• The exercise: Copy each line where the word "mmol" occurs.

****

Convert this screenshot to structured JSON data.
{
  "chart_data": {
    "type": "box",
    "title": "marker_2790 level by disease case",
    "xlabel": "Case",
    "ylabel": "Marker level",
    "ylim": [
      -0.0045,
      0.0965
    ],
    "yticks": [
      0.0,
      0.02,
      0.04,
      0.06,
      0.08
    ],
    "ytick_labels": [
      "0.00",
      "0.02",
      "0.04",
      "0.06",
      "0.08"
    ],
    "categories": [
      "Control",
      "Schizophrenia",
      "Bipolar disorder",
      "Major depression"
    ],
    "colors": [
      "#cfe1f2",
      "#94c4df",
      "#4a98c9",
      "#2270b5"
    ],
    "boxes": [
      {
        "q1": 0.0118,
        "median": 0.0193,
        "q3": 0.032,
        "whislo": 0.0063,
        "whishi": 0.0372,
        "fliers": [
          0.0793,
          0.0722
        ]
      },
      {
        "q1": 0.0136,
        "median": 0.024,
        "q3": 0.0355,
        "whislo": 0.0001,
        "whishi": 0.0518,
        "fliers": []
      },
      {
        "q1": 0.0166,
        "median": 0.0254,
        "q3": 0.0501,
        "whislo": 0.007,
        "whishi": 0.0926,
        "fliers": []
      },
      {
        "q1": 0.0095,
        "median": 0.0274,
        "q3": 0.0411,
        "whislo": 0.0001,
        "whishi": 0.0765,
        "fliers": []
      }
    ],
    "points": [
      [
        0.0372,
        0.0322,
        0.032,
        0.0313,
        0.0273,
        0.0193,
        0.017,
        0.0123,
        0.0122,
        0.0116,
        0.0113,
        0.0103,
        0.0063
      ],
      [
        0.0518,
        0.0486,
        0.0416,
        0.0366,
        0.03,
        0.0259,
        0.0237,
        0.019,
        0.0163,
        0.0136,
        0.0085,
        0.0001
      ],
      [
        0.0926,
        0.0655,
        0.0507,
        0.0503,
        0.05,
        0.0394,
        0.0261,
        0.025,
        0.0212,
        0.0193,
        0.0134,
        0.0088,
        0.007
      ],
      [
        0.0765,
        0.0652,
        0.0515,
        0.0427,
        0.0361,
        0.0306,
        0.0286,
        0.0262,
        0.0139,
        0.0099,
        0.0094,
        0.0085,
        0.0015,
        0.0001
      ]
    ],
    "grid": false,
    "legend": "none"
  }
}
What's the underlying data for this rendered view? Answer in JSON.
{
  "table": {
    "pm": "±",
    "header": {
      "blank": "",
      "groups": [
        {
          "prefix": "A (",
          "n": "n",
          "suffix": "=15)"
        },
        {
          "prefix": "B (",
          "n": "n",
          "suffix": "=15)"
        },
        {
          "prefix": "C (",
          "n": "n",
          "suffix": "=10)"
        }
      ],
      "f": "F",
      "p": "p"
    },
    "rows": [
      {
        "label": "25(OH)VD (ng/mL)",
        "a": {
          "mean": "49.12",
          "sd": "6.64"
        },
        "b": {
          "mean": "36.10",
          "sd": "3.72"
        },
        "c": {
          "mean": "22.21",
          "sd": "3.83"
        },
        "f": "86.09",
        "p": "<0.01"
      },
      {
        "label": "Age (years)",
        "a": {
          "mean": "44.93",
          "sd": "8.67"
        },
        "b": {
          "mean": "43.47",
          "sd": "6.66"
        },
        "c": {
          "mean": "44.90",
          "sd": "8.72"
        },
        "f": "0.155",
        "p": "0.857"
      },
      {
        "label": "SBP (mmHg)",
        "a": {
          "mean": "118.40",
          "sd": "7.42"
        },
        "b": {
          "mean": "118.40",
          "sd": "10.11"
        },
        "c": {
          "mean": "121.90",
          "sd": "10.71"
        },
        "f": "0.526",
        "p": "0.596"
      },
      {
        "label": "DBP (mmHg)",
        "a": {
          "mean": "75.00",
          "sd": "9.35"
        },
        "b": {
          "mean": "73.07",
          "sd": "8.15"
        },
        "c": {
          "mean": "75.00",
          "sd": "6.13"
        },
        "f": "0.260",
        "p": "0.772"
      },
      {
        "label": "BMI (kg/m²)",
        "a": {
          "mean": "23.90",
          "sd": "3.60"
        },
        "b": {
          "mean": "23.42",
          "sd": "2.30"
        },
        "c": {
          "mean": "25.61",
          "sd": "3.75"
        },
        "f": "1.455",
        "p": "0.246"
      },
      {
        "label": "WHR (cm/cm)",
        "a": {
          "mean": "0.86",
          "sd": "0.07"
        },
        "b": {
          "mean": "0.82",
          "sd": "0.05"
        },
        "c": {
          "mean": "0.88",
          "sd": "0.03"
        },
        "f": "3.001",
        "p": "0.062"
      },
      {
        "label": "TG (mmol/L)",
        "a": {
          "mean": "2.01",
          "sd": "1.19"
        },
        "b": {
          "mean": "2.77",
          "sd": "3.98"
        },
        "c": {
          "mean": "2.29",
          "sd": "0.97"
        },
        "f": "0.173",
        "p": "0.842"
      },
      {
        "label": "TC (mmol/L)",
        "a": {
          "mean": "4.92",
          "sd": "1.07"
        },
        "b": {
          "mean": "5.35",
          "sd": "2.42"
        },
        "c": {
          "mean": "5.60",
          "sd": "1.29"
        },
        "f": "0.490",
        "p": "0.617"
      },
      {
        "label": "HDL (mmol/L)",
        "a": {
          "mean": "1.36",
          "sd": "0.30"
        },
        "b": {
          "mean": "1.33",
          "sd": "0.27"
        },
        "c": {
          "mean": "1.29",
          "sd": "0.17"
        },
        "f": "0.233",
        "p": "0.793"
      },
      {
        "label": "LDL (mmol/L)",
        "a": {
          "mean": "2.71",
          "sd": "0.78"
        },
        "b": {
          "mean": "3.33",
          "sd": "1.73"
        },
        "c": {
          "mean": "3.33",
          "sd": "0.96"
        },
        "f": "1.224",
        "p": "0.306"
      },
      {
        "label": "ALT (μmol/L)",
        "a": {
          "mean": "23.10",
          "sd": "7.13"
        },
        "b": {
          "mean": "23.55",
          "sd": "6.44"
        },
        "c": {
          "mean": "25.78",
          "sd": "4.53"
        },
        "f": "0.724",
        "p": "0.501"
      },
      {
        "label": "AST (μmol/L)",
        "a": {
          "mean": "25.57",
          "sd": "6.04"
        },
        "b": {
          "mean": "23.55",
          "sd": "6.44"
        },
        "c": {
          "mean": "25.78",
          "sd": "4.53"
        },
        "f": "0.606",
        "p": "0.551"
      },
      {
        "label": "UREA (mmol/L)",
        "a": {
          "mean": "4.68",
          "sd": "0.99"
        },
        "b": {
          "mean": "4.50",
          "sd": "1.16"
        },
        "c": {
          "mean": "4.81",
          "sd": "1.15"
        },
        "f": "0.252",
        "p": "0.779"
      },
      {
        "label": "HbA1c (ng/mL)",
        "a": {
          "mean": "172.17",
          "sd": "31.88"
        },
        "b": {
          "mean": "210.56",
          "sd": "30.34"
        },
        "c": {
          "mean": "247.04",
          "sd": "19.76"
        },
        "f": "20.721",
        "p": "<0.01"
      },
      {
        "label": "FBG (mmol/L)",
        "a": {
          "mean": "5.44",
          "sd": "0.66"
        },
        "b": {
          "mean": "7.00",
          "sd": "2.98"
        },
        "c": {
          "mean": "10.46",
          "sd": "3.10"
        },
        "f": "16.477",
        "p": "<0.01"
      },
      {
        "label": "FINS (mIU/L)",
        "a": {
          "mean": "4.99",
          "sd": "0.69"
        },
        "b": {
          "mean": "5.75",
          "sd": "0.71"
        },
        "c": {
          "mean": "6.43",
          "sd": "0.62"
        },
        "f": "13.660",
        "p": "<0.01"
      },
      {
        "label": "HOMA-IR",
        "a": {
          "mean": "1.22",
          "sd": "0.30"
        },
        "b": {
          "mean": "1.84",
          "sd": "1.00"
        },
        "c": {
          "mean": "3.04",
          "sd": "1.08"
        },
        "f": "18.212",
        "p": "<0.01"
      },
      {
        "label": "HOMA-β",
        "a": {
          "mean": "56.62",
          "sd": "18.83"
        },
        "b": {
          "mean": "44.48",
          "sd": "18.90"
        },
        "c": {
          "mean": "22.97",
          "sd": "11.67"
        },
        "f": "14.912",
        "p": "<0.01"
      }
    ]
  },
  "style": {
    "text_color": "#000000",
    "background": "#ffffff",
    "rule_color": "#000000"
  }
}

****

• Task solution:
        "label": "TG (mmol/L)",
        "label": "TC (mmol/L)",
        "label": "HDL (mmol/L)",
        "label": "LDL (mmol/L)",
        "label": "UREA (mmol/L)",
        "label": "FBG (mmol/L)",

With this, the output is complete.